Given passage —
THE chief executive of easyJet, Carolyn McCall, says Scotland is a key growth market for the low-cost airline and held out the prospect of a significant increase in flights from Scottish airports.

Describing easyJet as the consistent growth airline in Scotland, Ms McCall said the company saw plenty of room for further expansion with attractive opportunities in both the leisure and business sectors.

"For us Scotland has always been an important part of our strategy and of our growth plan," she said.

She added: "In the last four years we've grown our capacity in Scotland by 20 per cent, it's really significant and actually other airlines have taken out capacity."

Ms McCall, who took charge at easyJet in 2010 after running Guardian Media Group, said the growth drive could result in easyJet serving a range of new destinations from Scotland and increasing the frequency of existing connections.

It serves 38 destinations from Scottish airports.

Ms McCall indicated that easyJet could add another plane to the 11- strong fleet of aircraft it has based in Glasgow and Edinburgh.

Following the recent launch of a service between Glasgow and Marrakech, Ms McCall said more flights for popular holiday destinations could be on the agenda.

Weeks after easyJet's head of UK sales Sophie Dekkers floated the possibility of running flights from Aberdeen to Portugal to target golfers, Ms McCall indicated the idea will be given serious consideration.

Complete the following —
A) According to the passage on easyJet in Scotland, how many destinations does the airline serve from Scottish airports?
B) Summarize the passage on easyJet in Scotland in two sentences.

Recorded data —
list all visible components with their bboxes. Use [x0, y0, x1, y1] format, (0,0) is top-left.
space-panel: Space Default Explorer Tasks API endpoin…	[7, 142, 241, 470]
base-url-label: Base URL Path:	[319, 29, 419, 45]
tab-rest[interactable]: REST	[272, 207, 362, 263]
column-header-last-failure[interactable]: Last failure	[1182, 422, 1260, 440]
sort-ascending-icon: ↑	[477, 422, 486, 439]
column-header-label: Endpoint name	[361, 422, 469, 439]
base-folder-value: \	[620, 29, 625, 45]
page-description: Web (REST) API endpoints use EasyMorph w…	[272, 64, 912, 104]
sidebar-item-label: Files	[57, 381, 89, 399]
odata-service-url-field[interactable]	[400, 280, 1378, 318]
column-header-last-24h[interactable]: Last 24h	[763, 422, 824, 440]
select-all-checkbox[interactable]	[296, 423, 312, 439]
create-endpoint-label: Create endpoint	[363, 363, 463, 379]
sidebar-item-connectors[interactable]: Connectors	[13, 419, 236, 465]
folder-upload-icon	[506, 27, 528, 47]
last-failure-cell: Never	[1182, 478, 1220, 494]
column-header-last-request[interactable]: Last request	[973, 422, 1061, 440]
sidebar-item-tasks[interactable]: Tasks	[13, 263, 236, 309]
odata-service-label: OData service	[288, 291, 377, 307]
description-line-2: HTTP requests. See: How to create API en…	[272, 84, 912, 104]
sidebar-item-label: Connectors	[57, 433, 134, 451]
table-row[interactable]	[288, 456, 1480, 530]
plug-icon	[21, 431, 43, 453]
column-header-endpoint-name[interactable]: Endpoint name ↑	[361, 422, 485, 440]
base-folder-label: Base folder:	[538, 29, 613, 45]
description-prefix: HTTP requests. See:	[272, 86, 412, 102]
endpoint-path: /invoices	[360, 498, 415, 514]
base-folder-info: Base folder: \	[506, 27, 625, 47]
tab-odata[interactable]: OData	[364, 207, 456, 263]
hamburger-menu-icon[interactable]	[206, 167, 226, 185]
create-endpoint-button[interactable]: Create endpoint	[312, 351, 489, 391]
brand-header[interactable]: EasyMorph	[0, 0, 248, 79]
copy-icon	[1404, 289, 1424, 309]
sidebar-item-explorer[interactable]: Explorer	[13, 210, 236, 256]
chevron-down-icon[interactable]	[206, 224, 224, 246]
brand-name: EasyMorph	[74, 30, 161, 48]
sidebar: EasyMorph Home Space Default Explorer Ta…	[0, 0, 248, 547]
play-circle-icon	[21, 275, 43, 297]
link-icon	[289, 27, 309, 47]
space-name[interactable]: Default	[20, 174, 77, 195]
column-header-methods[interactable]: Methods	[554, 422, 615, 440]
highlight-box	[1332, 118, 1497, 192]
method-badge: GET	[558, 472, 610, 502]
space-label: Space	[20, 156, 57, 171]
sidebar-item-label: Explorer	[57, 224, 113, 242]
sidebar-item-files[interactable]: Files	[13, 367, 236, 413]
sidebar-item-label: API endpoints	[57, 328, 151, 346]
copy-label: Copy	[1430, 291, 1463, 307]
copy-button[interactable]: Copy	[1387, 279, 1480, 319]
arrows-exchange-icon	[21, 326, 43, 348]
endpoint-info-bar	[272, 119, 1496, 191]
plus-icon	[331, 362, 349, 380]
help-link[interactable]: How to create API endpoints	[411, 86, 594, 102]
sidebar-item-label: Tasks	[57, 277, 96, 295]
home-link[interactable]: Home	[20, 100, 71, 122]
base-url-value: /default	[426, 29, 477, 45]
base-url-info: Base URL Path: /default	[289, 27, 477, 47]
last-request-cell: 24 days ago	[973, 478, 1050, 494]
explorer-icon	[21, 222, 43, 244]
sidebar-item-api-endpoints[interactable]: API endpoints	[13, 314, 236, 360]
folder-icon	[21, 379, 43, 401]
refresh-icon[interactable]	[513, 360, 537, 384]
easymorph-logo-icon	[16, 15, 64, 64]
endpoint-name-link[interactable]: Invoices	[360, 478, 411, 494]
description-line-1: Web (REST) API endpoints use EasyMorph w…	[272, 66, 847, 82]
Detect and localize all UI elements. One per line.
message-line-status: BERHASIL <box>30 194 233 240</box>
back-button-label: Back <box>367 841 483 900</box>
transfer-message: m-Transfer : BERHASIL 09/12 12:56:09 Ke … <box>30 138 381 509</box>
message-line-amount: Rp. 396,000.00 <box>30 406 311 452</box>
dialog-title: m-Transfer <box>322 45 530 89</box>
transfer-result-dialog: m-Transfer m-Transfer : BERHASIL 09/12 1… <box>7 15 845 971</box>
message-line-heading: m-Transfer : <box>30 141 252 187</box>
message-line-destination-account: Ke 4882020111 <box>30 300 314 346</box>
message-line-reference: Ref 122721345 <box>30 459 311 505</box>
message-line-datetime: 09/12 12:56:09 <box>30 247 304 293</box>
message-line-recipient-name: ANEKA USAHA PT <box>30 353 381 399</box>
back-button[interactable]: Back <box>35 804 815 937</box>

Expected outputs —
A) 38 destinations.

B) easyJet chief executive Carolyn McCall called Scotland a key growth market and said the airline had grown its capacity there by 20 percent in four years while other airlines had reduced theirs. She indicated that easyJet could add new destinations and more frequent flights, base another aircraft alongside its 11-plane fleet in Glasgow and Edinburgh, and seriously consider Aberdeen-to-Portugal flights aimed at golfers.